**YOUR INSTRUCTIONS**
Among these lines, how many include "Steckdose"? Answer only with the number.

**STORED DATA**
┌────────
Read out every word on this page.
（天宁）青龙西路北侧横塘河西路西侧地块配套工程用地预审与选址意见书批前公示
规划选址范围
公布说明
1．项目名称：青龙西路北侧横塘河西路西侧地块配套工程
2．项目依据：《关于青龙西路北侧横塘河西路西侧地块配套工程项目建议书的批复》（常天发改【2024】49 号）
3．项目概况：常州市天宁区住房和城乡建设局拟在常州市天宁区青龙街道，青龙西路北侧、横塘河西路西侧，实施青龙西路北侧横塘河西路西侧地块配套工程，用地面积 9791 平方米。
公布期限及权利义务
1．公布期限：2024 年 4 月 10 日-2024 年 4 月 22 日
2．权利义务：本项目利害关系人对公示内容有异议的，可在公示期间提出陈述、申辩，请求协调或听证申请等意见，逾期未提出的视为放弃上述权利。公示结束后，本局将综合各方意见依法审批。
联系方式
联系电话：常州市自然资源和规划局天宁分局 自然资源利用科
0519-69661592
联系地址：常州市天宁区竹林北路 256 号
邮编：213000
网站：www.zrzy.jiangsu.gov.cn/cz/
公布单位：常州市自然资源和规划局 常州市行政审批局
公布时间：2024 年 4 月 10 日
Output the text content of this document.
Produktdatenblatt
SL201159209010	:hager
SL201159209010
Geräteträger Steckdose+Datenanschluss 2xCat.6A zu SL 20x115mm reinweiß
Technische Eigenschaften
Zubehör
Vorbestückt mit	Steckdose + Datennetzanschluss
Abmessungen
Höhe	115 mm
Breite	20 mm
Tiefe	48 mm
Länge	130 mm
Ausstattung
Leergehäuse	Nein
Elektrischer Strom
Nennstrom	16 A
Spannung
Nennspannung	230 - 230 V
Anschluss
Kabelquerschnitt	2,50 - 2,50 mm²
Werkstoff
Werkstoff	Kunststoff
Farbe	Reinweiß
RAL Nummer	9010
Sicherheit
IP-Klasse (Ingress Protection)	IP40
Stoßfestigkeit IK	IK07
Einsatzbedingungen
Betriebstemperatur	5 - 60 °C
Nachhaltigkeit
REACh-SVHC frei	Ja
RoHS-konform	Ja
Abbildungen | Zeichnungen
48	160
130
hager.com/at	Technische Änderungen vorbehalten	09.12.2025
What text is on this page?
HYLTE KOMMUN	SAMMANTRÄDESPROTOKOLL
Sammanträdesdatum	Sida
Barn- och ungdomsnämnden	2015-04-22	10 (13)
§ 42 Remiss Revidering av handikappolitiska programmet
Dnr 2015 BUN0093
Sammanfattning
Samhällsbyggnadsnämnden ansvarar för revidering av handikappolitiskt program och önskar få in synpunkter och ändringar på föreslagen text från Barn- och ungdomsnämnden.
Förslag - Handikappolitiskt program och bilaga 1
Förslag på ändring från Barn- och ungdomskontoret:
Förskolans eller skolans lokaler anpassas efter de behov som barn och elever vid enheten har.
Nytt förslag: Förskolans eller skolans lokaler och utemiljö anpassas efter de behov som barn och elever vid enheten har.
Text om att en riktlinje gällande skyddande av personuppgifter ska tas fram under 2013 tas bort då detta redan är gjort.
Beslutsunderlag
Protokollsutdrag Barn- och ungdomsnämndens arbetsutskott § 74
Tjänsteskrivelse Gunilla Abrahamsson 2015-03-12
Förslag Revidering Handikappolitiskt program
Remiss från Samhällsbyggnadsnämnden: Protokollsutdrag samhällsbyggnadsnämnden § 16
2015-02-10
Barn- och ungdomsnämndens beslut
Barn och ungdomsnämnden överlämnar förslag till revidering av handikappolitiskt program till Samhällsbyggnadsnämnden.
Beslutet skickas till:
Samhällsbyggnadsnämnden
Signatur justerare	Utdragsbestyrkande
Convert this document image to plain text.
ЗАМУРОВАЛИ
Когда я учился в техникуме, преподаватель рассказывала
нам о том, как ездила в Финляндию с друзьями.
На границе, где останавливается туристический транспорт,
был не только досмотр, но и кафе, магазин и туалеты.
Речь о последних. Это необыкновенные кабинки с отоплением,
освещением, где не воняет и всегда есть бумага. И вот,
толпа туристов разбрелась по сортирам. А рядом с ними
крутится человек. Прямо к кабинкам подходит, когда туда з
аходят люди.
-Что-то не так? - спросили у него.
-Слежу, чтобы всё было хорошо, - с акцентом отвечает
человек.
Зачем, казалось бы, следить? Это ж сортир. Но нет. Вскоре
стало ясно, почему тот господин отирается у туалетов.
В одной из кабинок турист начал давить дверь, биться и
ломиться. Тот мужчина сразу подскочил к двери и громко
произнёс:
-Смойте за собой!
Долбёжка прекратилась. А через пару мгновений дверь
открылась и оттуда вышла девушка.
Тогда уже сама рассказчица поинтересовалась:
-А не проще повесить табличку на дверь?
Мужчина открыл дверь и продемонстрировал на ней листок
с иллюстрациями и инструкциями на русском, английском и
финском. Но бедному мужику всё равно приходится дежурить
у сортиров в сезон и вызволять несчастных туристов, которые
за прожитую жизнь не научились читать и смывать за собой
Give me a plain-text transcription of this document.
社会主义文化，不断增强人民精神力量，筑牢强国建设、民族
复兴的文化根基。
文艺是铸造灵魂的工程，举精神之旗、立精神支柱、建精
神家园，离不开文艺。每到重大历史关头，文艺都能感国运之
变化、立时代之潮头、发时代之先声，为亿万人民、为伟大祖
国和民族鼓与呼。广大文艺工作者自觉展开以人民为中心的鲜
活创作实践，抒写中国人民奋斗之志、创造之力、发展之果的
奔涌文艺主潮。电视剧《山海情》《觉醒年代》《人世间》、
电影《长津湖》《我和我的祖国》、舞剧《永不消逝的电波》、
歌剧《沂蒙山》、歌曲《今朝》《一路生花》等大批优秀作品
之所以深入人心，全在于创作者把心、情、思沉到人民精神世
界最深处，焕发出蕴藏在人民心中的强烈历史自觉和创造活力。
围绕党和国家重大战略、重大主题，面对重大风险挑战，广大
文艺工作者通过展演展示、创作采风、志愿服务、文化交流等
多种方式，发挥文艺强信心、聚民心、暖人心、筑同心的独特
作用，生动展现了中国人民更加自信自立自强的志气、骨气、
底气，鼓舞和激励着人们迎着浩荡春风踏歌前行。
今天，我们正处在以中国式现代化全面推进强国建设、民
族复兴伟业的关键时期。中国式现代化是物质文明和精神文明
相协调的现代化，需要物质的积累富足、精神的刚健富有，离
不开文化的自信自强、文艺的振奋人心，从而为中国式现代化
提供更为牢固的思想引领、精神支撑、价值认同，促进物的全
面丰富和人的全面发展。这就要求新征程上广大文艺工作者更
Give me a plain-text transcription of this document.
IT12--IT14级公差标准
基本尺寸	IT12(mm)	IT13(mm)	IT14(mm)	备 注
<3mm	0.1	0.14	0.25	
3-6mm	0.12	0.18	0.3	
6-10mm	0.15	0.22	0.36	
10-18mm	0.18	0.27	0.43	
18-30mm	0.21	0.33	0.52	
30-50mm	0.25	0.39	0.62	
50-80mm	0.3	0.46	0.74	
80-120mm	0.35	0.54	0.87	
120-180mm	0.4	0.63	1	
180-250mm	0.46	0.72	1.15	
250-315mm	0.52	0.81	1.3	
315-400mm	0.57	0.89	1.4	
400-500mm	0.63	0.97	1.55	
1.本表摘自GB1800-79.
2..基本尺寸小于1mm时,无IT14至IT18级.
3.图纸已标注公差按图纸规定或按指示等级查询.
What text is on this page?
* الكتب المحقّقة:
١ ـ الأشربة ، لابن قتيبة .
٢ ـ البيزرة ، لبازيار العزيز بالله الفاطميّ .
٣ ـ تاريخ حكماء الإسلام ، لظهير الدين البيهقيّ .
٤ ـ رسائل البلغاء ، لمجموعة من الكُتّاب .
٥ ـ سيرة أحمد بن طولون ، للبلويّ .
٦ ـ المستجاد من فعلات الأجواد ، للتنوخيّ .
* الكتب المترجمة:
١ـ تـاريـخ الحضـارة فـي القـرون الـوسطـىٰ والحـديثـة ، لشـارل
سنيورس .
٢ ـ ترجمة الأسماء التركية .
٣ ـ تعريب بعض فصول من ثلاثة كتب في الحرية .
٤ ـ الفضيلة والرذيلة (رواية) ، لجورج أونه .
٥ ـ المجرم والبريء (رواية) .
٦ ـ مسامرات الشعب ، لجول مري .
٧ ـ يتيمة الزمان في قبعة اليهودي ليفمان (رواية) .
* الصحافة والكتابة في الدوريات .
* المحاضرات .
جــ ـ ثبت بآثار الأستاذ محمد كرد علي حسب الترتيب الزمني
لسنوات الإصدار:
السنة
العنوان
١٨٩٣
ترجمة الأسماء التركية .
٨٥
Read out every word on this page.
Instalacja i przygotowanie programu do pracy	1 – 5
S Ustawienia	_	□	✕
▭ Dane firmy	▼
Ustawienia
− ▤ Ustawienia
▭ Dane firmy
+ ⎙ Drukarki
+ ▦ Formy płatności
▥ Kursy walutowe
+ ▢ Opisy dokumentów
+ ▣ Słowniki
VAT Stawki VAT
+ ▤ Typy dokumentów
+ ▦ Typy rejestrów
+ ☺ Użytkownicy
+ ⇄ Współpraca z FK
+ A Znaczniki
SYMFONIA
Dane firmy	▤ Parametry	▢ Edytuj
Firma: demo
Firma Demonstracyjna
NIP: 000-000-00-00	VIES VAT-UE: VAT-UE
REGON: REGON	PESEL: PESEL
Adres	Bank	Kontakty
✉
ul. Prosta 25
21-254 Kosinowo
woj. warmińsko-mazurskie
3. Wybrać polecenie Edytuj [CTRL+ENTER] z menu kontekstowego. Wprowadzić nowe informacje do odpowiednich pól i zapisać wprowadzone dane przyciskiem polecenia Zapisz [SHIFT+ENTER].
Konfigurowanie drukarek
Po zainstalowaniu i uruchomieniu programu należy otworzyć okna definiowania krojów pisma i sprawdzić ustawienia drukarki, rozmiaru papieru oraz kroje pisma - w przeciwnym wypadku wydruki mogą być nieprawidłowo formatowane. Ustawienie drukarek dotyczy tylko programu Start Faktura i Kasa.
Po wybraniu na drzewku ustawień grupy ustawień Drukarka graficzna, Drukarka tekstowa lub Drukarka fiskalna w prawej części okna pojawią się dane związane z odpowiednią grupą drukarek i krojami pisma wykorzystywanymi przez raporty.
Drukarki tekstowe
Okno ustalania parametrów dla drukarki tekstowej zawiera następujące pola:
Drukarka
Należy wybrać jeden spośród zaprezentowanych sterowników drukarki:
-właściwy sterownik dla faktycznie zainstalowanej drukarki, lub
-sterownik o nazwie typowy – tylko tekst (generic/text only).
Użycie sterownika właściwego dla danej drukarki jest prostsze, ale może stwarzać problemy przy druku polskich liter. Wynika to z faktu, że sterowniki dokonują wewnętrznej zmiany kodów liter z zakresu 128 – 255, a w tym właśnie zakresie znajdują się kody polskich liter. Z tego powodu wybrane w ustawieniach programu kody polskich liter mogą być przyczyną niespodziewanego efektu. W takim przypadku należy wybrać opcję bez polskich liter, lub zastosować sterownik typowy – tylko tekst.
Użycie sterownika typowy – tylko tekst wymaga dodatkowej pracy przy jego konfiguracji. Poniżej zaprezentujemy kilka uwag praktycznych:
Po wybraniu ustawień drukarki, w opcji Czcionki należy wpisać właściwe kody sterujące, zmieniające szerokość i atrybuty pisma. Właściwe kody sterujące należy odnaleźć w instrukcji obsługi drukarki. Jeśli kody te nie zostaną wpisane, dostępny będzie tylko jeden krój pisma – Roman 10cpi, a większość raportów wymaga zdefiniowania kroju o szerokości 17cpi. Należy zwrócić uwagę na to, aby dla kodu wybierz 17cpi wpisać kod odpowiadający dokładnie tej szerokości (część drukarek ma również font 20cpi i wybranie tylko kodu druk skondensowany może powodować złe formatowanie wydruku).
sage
└────────
**CORRECT RESPONSE**
2